_STATED GOAL_
Convert the material from its first line through the line containing "- mystery-char: 路: [133, 780, 153, 804]", inclusive, into a JSON array of strings with one string per line and blank lines omitted.

_EXTRACTED INFORMATION_
[START]

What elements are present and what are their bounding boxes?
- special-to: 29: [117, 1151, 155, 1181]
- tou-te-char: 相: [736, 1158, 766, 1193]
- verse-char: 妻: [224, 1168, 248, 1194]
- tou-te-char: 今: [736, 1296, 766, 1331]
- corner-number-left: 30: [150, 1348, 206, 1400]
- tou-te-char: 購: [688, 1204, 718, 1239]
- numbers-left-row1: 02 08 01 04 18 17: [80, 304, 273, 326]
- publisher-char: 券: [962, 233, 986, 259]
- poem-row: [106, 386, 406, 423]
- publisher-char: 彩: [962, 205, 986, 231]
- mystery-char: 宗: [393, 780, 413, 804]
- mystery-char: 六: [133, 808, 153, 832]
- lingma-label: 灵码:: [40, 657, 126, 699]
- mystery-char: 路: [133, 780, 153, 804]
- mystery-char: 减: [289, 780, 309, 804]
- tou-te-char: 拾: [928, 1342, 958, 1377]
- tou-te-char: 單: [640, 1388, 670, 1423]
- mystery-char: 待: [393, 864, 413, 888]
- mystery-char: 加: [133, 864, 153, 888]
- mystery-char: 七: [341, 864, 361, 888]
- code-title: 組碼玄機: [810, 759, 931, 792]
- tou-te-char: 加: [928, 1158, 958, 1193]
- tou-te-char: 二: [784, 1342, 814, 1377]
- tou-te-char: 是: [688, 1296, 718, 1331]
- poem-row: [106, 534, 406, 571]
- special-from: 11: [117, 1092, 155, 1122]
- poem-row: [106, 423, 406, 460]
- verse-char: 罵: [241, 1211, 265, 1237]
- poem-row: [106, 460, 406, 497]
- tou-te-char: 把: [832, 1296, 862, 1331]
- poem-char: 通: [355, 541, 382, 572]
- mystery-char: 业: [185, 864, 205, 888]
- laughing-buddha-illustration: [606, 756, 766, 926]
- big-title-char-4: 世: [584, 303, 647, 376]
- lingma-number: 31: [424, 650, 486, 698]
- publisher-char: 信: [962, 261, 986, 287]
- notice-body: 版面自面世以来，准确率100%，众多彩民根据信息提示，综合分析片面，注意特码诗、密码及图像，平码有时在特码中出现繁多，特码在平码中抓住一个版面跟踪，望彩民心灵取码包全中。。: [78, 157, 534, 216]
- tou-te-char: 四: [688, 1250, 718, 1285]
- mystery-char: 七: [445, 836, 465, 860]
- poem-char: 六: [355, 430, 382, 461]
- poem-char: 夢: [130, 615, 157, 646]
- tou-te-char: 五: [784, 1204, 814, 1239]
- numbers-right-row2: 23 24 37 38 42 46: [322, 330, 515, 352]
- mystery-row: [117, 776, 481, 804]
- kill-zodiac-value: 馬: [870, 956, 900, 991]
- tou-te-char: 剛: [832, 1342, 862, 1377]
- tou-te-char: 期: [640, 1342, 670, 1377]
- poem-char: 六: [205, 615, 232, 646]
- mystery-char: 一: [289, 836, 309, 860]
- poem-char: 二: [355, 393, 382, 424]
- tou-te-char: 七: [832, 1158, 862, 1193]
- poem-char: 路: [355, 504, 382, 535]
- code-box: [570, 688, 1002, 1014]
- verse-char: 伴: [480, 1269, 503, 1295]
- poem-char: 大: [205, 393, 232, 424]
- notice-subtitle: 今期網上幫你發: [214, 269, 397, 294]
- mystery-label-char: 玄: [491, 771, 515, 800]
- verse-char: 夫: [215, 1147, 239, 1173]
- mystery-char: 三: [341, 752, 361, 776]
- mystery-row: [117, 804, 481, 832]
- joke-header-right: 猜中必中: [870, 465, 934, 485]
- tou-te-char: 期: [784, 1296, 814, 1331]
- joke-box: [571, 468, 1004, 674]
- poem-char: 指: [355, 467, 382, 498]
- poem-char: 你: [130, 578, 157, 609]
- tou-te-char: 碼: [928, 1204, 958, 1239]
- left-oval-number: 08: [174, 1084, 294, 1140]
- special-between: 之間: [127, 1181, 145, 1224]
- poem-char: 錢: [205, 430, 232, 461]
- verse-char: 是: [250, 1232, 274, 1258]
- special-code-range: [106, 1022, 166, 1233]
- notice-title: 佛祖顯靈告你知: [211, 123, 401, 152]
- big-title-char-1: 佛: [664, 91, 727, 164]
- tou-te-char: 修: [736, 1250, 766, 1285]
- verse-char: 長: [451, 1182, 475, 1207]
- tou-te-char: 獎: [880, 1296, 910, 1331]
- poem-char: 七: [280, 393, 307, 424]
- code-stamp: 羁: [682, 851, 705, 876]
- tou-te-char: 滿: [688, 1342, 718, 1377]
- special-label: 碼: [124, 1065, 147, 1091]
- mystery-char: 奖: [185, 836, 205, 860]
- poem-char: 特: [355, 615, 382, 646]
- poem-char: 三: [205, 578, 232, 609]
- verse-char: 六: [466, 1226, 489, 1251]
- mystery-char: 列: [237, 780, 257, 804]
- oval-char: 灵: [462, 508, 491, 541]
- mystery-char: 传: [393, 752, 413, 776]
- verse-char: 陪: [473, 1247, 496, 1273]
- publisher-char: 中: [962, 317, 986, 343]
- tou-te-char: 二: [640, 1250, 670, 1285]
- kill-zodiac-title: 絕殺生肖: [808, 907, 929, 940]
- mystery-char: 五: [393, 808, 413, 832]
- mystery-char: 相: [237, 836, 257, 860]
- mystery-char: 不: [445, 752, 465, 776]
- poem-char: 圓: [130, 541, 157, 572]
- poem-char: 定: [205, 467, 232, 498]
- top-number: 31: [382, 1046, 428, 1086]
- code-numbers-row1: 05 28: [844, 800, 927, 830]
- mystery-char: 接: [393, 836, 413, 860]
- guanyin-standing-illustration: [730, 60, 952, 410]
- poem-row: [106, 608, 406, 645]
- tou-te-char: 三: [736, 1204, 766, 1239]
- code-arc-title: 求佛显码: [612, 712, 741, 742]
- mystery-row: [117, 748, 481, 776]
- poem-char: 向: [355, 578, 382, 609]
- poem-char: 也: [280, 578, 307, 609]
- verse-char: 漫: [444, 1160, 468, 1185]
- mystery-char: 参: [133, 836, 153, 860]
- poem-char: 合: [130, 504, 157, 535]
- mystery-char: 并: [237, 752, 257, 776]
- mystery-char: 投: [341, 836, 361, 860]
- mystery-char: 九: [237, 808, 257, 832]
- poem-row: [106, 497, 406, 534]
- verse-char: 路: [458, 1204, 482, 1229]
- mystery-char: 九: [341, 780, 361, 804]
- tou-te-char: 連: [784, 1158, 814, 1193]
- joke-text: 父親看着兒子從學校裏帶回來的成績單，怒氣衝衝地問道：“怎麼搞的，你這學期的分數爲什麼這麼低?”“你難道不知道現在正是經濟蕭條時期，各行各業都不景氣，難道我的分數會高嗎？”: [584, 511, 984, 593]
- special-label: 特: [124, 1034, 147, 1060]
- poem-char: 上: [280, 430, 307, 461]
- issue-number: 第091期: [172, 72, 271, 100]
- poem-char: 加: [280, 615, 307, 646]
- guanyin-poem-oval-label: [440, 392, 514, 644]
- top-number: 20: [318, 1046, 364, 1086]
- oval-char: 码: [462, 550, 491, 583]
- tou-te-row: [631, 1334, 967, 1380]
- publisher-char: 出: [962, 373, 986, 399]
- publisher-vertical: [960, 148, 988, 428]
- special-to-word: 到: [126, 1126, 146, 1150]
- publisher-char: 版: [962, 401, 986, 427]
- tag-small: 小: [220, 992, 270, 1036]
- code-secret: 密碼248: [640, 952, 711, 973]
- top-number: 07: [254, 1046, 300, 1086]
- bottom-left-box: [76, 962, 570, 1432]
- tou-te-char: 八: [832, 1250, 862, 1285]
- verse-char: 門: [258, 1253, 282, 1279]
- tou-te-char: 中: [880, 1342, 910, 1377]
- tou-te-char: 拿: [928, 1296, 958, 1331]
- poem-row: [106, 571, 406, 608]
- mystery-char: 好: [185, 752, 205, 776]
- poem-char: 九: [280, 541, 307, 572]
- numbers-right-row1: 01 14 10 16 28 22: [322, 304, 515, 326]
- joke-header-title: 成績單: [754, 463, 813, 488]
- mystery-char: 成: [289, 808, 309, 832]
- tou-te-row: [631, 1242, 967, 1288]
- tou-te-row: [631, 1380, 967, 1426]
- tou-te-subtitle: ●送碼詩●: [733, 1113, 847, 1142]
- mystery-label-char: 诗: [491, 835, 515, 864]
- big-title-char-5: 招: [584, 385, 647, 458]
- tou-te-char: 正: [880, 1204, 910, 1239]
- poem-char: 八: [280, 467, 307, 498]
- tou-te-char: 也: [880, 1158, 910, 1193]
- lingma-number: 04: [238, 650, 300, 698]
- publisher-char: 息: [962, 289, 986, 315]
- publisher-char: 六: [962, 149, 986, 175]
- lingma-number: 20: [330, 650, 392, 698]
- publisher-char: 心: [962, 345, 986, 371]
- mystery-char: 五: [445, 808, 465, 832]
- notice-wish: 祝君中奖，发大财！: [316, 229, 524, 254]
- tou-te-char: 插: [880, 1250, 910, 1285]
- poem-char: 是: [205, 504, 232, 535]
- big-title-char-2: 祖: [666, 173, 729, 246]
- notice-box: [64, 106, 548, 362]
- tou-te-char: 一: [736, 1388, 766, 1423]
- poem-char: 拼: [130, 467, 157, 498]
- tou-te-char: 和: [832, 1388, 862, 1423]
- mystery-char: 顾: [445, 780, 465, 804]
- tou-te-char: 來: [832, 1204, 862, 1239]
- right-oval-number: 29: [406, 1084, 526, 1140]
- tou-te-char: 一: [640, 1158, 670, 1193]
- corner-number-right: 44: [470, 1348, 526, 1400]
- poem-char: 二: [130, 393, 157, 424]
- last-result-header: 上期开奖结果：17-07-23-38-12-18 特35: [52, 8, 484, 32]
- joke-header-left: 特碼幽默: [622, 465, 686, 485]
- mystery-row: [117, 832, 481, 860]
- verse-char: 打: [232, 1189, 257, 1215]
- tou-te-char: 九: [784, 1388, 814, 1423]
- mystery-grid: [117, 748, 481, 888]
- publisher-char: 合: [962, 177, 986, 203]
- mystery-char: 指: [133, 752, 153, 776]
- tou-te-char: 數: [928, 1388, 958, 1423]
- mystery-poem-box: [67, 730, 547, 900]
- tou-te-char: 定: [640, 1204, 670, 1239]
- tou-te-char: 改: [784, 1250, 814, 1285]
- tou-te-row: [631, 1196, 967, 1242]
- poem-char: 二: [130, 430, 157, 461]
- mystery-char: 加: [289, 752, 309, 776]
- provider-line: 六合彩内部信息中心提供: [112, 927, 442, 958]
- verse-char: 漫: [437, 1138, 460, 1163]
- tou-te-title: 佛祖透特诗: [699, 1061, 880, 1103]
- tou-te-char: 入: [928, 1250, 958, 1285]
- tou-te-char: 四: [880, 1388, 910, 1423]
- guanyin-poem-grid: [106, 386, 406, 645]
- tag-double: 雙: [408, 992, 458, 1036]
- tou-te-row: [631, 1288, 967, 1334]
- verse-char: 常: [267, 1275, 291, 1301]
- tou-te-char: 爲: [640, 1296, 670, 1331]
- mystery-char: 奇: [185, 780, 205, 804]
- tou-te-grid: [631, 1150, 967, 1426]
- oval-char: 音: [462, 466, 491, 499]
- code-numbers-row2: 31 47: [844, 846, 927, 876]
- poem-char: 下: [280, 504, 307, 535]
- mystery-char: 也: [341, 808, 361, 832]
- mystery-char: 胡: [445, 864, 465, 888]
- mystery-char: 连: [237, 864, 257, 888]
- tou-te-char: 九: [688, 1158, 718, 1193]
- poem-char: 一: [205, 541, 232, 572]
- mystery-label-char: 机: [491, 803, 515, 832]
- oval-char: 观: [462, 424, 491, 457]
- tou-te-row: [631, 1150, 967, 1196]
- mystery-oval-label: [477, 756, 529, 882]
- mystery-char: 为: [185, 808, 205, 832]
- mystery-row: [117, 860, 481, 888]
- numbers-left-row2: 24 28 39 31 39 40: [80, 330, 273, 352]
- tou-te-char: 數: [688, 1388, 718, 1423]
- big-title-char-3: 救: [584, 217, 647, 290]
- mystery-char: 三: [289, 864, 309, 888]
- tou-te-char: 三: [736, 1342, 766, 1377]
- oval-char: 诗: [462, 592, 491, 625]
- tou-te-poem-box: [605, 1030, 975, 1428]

[END]

_EXERCISE ANSWER_
[
  "What elements are present and what are their bounding boxes?",
  "- special-to: 29: [117, 1151, 155, 1181]",
  "- tou-te-char: 相: [736, 1158, 766, 1193]",
  "- verse-char: 妻: [224, 1168, 248, 1194]",
  "- tou-te-char: 今: [736, 1296, 766, 1331]",
  "- corner-number-left: 30: [150, 1348, 206, 1400]",
  "- tou-te-char: 購: [688, 1204, 718, 1239]",
  "- numbers-left-row1: 02 08 01 04 18 17: [80, 304, 273, 326]",
  "- publisher-char: 券: [962, 233, 986, 259]",
  "- poem-row: [106, 386, 406, 423]",
  "- publisher-char: 彩: [962, 205, 986, 231]",
  "- mystery-char: 宗: [393, 780, 413, 804]",
  "- mystery-char: 六: [133, 808, 153, 832]",
  "- lingma-label: 灵码:: [40, 657, 126, 699]",
  "- mystery-char: 路: [133, 780, 153, 804]"
]